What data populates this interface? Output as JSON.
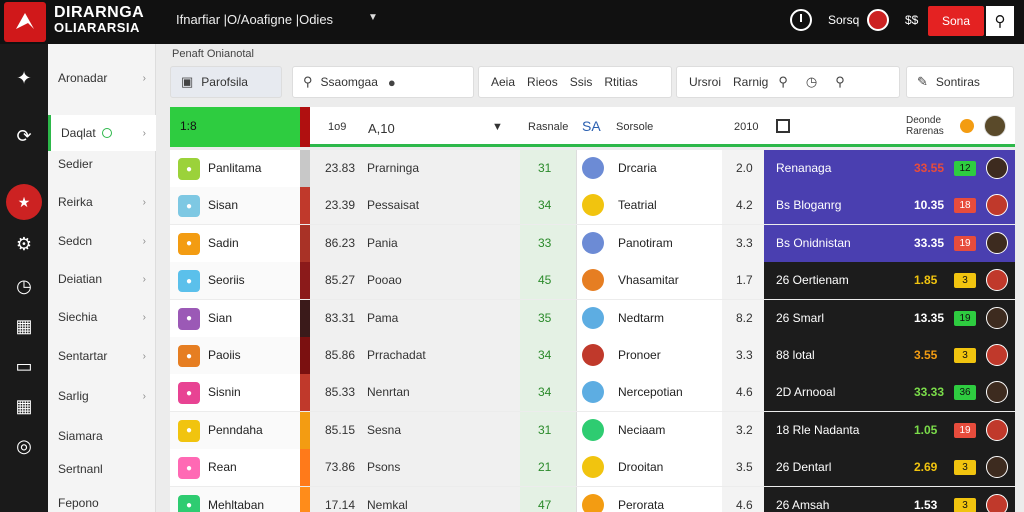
{
  "app": {
    "brand_line1": "DIRARNGA",
    "brand_line2": "OLIARARSIA",
    "nav_title": "Ifnarfiar |O/Aoafigne |Odies",
    "clock_label": "Sorsq",
    "money_label": "$$",
    "cta_label": "Sona"
  },
  "sidebar": {
    "items": [
      {
        "label": "Aronadar",
        "arrow": "›"
      },
      {
        "label": "Daqlat",
        "arrow": "›"
      },
      {
        "label": "Sedier",
        "arrow": ""
      },
      {
        "label": "Reirka",
        "arrow": "›"
      },
      {
        "label": "Sedcn",
        "arrow": "›"
      },
      {
        "label": "Deiatian",
        "arrow": "›"
      },
      {
        "label": "Siechia",
        "arrow": "›"
      },
      {
        "label": "Sentartar",
        "arrow": "›"
      },
      {
        "label": "Sarlig",
        "arrow": "›"
      },
      {
        "label": "Siamara",
        "arrow": ""
      },
      {
        "label": "Sertnanl",
        "arrow": ""
      },
      {
        "label": "Fepono",
        "arrow": ""
      }
    ]
  },
  "breadcrumb": "Penaft Onianotal",
  "toolbar": {
    "t1": "Parofsila",
    "search_value": "Ssaomgaa",
    "t3a": "Aeia",
    "t3b": "Rieos",
    "t3c": "Ssis",
    "t3d": "Rtitias",
    "t4a": "Ursroi",
    "t4b": "Rarnig",
    "t5": "Sontiras"
  },
  "header": {
    "green": "1:8",
    "c1": "1o9",
    "c2": "A,10",
    "c3": "Rasnale",
    "c4": "SA",
    "c5": "Sorsole",
    "c6": "2010",
    "c7": "Deonde\nRarenas"
  },
  "colors": {
    "accent_green": "#2ecc40",
    "brand_red": "#d0181a",
    "panel_purple": "#4a3fb0",
    "panel_dark": "#1c1c1c"
  },
  "rows": [
    {
      "name": "Panlitama",
      "num": "23.83",
      "mid": "Prarninga",
      "score": "31",
      "right_name": "Drcaria",
      "small": "2.0",
      "panel_label": "Renanaga",
      "odds": "33.55",
      "badge": "12"
    },
    {
      "name": "Sisan",
      "num": "23.39",
      "mid": "Pessaisat",
      "score": "34",
      "right_name": "Teatrial",
      "small": "4.2",
      "panel_label": "Bs Bloganrg",
      "odds": "10.35",
      "badge": "18"
    },
    {
      "name": "Sadin",
      "num": "86.23",
      "mid": "Pania",
      "score": "33",
      "right_name": "Panotiram",
      "small": "3.3",
      "panel_label": "Bs Onidnistan",
      "odds": "33.35",
      "badge": "19"
    },
    {
      "name": "Seoriis",
      "num": "85.27",
      "mid": "Pooao",
      "score": "45",
      "right_name": "Vhasamitar",
      "small": "1.7",
      "panel_label": "26 Oertienam",
      "odds": "1.85",
      "badge": "3"
    },
    {
      "name": "Sian",
      "num": "83.31",
      "mid": "Pama",
      "score": "35",
      "right_name": "Nedtarm",
      "small": "8.2",
      "panel_label": "26 Smarl",
      "odds": "13.35",
      "badge": "19"
    },
    {
      "name": "Paoiis",
      "num": "85.86",
      "mid": "Prrachadat",
      "score": "34",
      "right_name": "Pronoer",
      "small": "3.3",
      "panel_label": "88 lotal",
      "odds": "3.55",
      "badge": "3"
    },
    {
      "name": "Sisnin",
      "num": "85.33",
      "mid": "Nenrtan",
      "score": "34",
      "right_name": "Nercepotian",
      "small": "4.6",
      "panel_label": "2D Arnooal",
      "odds": "33.33",
      "badge": "36"
    },
    {
      "name": "Penndaha",
      "num": "85.15",
      "mid": "Sesna",
      "score": "31",
      "right_name": "Neciaam",
      "small": "3.2",
      "panel_label": "18 Rle Nadanta",
      "odds": "1.05",
      "badge": "19"
    },
    {
      "name": "Rean",
      "num": "73.86",
      "mid": "Psons",
      "score": "21",
      "right_name": "Drooitan",
      "small": "3.5",
      "panel_label": "26 Dentarl",
      "odds": "2.69",
      "badge": "3"
    },
    {
      "name": "Mehltaban",
      "num": "17.14",
      "mid": "Nemkal",
      "score": "47",
      "right_name": "Perorata",
      "small": "4.6",
      "panel_label": "26 Amsah",
      "odds": "1.53",
      "badge": "3"
    }
  ]
}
--------------------
◆ **What you should do**: Every record above should be written out again without change, except that the pictures are left out.

◆ **Output for this exercise**:
What data populates this interface? Output as JSON.
{
  "app": {
    "brand_line1": "DIRARNGA",
    "brand_line2": "OLIARARSIA",
    "nav_title": "Ifnarfiar |O/Aoafigne |Odies",
    "clock_label": "Sorsq",
    "money_label": "$$",
    "cta_label": "Sona"
  },
  "sidebar": {
    "items": [
      {
        "label": "Aronadar",
        "arrow": "›"
      },
      {
        "label": "Daqlat",
        "arrow": "›"
      },
      {
        "label": "Sedier",
        "arrow": ""
      },
      {
        "label": "Reirka",
        "arrow": "›"
      },
      {
        "label": "Sedcn",
        "arrow": "›"
      },
      {
        "label": "Deiatian",
        "arrow": "›"
      },
      {
        "label": "Siechia",
        "arrow": "›"
      },
      {
        "label": "Sentartar",
        "arrow": "›"
      },
      {
        "label": "Sarlig",
        "arrow": "›"
      },
      {
        "label": "Siamara",
        "arrow": ""
      },
      {
        "label": "Sertnanl",
        "arrow": ""
      },
      {
        "label": "Fepono",
        "arrow": ""
      }
    ]
  },
  "breadcrumb": "Penaft Onianotal",
  "toolbar": {
    "t1": "Parofsila",
    "search_value": "Ssaomgaa",
    "t3a": "Aeia",
    "t3b": "Rieos",
    "t3c": "Ssis",
    "t3d": "Rtitias",
    "t4a": "Ursroi",
    "t4b": "Rarnig",
    "t5": "Sontiras"
  },
  "header": {
    "green": "1:8",
    "c1": "1o9",
    "c2": "A,10",
    "c3": "Rasnale",
    "c4": "SA",
    "c5": "Sorsole",
    "c6": "2010",
    "c7": "Deonde\nRarenas"
  },
  "colors": {
    "accent_green": "#2ecc40",
    "brand_red": "#d0181a",
    "panel_purple": "#4a3fb0",
    "panel_dark": "#1c1c1c"
  },
  "rows": [
    {
      "name": "Panlitama",
      "num": "23.83",
      "mid": "Prarninga",
      "score": "31",
      "right_name": "Drcaria",
      "small": "2.0",
      "panel_label": "Renanaga",
      "odds": "33.55",
      "badge": "12"
    },
    {
      "name": "Sisan",
      "num": "23.39",
      "mid": "Pessaisat",
      "score": "34",
      "right_name": "Teatrial",
      "small": "4.2",
      "panel_label": "Bs Bloganrg",
      "odds": "10.35",
      "badge": "18"
    },
    {
      "name": "Sadin",
      "num": "86.23",
      "mid": "Pania",
      "score": "33",
      "right_name": "Panotiram",
      "small": "3.3",
      "panel_label": "Bs Onidnistan",
      "odds": "33.35",
      "badge": "19"
    },
    {
      "name": "Seoriis",
      "num": "85.27",
      "mid": "Pooao",
      "score": "45",
      "right_name": "Vhasamitar",
      "small": "1.7",
      "panel_label": "26 Oertienam",
      "odds": "1.85",
      "badge": "3"
    },
    {
      "name": "Sian",
      "num": "83.31",
      "mid": "Pama",
      "score": "35",
      "right_name": "Nedtarm",
      "small": "8.2",
      "panel_label": "26 Smarl",
      "odds": "13.35",
      "badge": "19"
    },
    {
      "name": "Paoiis",
      "num": "85.86",
      "mid": "Prrachadat",
      "score": "34",
      "right_name": "Pronoer",
      "small": "3.3",
      "panel_label": "88 lotal",
      "odds": "3.55",
      "badge": "3"
    },
    {
      "name": "Sisnin",
      "num": "85.33",
      "mid": "Nenrtan",
      "score": "34",
      "right_name": "Nercepotian",
      "small": "4.6",
      "panel_label": "2D Arnooal",
      "odds": "33.33",
      "badge": "36"
    },
    {
      "name": "Penndaha",
      "num": "85.15",
      "mid": "Sesna",
      "score": "31",
      "right_name": "Neciaam",
      "small": "3.2",
      "panel_label": "18 Rle Nadanta",
      "odds": "1.05",
      "badge": "19"
    },
    {
      "name": "Rean",
      "num": "73.86",
      "mid": "Psons",
      "score": "21",
      "right_name": "Drooitan",
      "small": "3.5",
      "panel_label": "26 Dentarl",
      "odds": "2.69",
      "badge": "3"
    },
    {
      "name": "Mehltaban",
      "num": "17.14",
      "mid": "Nemkal",
      "score": "47",
      "right_name": "Perorata",
      "small": "4.6",
      "panel_label": "26 Amsah",
      "odds": "1.53",
      "badge": "3"
    }
  ]
}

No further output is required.